- SHORT EXERCISE -
Work through the material below and count the lines holding the word "image"; give that count and nothing more.

- SUPPLIED RECORDS -
▶

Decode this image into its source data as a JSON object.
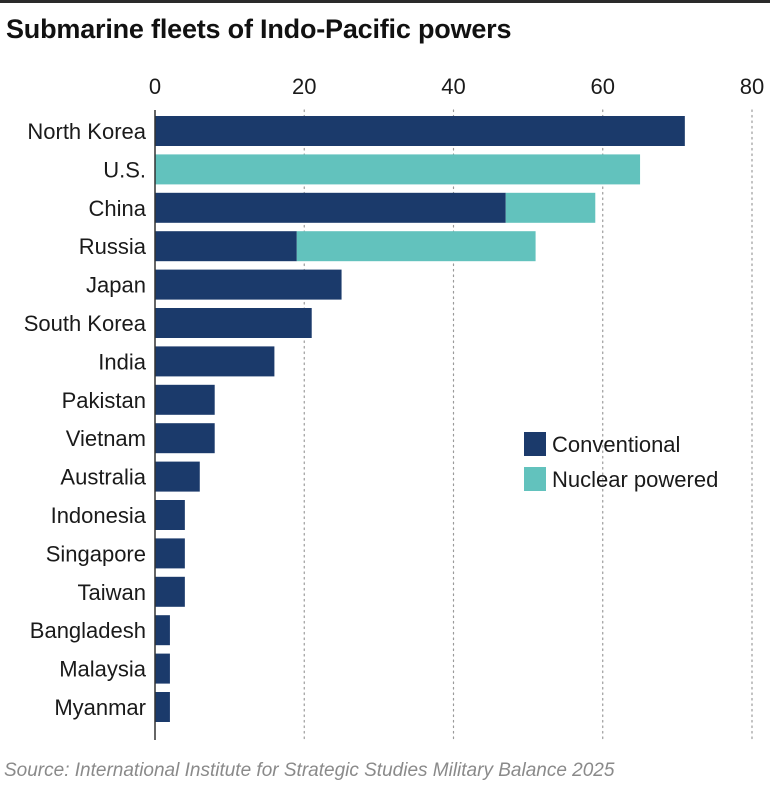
{
  "title": "Submarine fleets of Indo-Pacific powers",
  "source": "Source: International Institute for Strategic Studies Military Balance 2025",
  "colors": {
    "conventional": "#1b3a6b",
    "nuclear": "#62c2bd",
    "grid": "#9a9a9a",
    "axis": "#333333",
    "text": "#1a1a1a"
  },
  "chart_data": {
    "type": "bar",
    "orientation": "horizontal",
    "stacked": true,
    "categories": [
      "North Korea",
      "U.S.",
      "China",
      "Russia",
      "Japan",
      "South Korea",
      "India",
      "Pakistan",
      "Vietnam",
      "Australia",
      "Indonesia",
      "Singapore",
      "Taiwan",
      "Bangladesh",
      "Malaysia",
      "Myanmar"
    ],
    "series": [
      {
        "name": "Conventional",
        "color": "#1b3a6b",
        "values": [
          71,
          0,
          47,
          19,
          25,
          21,
          16,
          8,
          8,
          6,
          4,
          4,
          4,
          2,
          2,
          2
        ]
      },
      {
        "name": "Nuclear powered",
        "color": "#62c2bd",
        "values": [
          0,
          65,
          12,
          32,
          0,
          0,
          0,
          0,
          0,
          0,
          0,
          0,
          0,
          0,
          0,
          0
        ]
      }
    ],
    "xlim": [
      0,
      80
    ],
    "xticks": [
      0,
      20,
      40,
      60,
      80
    ],
    "xaxis_position": "top",
    "grid": "vertical dotted",
    "legend_position": "right-middle",
    "title": "Submarine fleets of Indo-Pacific powers",
    "xlabel": "",
    "ylabel": ""
  }
}
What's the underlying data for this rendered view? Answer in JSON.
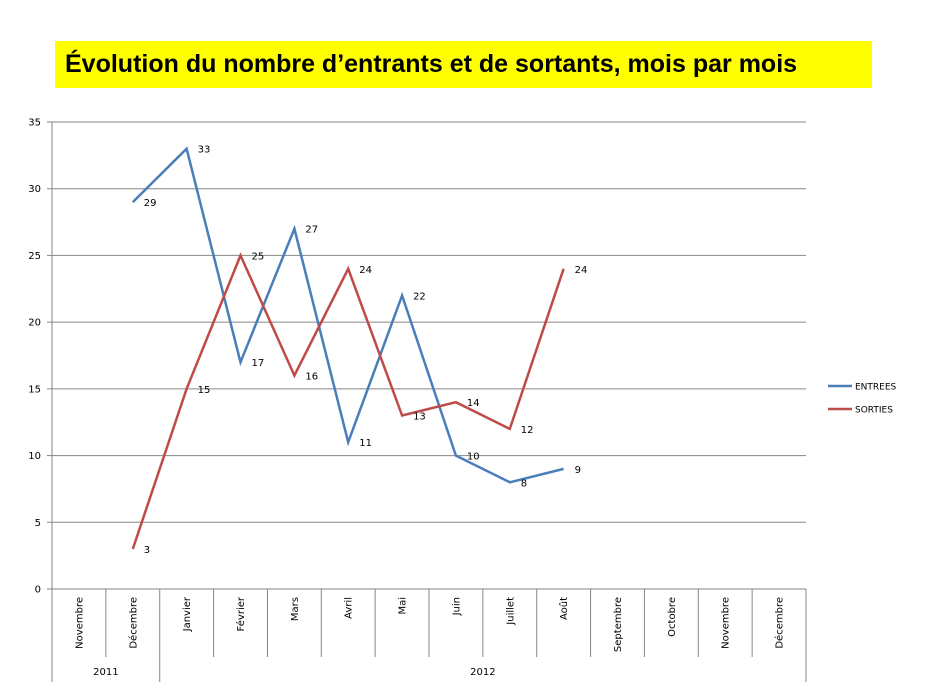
{
  "page": {
    "title": "Évolution du nombre d’entrants et de sortants, mois par mois"
  },
  "chart_data": {
    "type": "line",
    "title": "Évolution du nombre d’entrants et de sortants, mois par mois",
    "xlabel": "",
    "ylabel": "",
    "ylim": [
      0,
      35
    ],
    "yticks": [
      0,
      5,
      10,
      15,
      20,
      25,
      30,
      35
    ],
    "grid": true,
    "legend_position": "right",
    "categories": [
      "Novembre",
      "Décembre",
      "Janvier",
      "Février",
      "Mars",
      "Avril",
      "Mai",
      "Juin",
      "Juillet",
      "Août",
      "Septembre",
      "Octobre",
      "Novembre",
      "Décembre"
    ],
    "year_groups": [
      {
        "label": "2011",
        "count": 2
      },
      {
        "label": "2012",
        "count": 12
      }
    ],
    "series": [
      {
        "name": "ENTREES",
        "color": "#4a7ebb",
        "values": [
          null,
          29,
          33,
          17,
          27,
          11,
          22,
          10,
          8,
          9,
          null,
          null,
          null,
          null
        ]
      },
      {
        "name": "SORTIES",
        "color": "#be4b48",
        "values": [
          null,
          3,
          15,
          25,
          16,
          24,
          13,
          14,
          12,
          24,
          null,
          null,
          null,
          null
        ]
      }
    ]
  }
}
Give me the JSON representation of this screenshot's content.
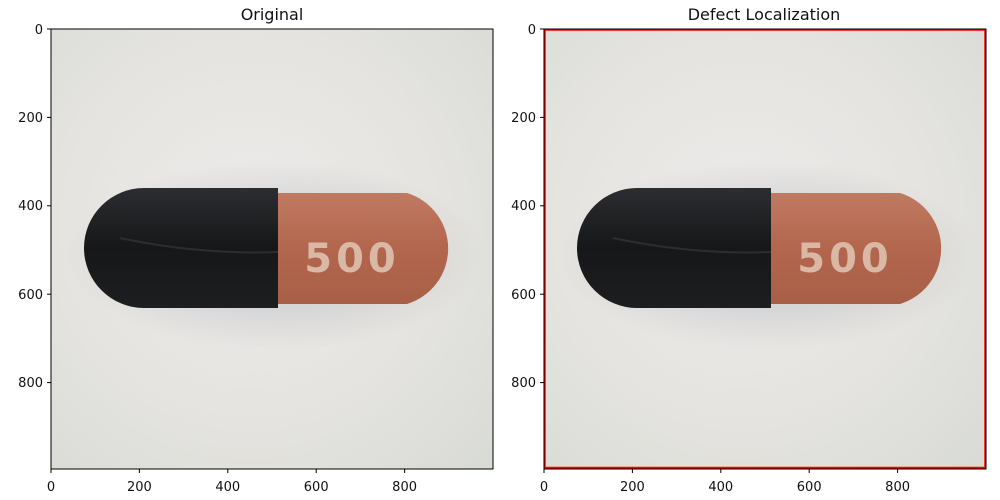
{
  "figure": {
    "panels": [
      {
        "title": "Original",
        "x_ticks": [
          "0",
          "200",
          "400",
          "600",
          "800"
        ],
        "y_ticks": [
          "0",
          "200",
          "400",
          "600",
          "800"
        ],
        "image": {
          "subject": "capsule pill, black cap and orange-brown body",
          "imprint": "500",
          "background": "light grey surface"
        }
      },
      {
        "title": "Defect Localization",
        "x_ticks": [
          "0",
          "200",
          "400",
          "600",
          "800"
        ],
        "y_ticks": [
          "0",
          "200",
          "400",
          "600",
          "800"
        ],
        "image": {
          "subject": "capsule pill, black cap and orange-brown body",
          "imprint": "500",
          "background": "light grey surface"
        },
        "overlay": {
          "border_color": "#ff0000",
          "description": "thin red outline along image border"
        }
      }
    ],
    "colors": {
      "cap": "#1f2022",
      "body": "#b56a52",
      "imprint": "#d9b8a6",
      "background": "#e6e5e1",
      "defect": "#ff0000"
    }
  }
}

◀

- CORRECT ANSWER -
4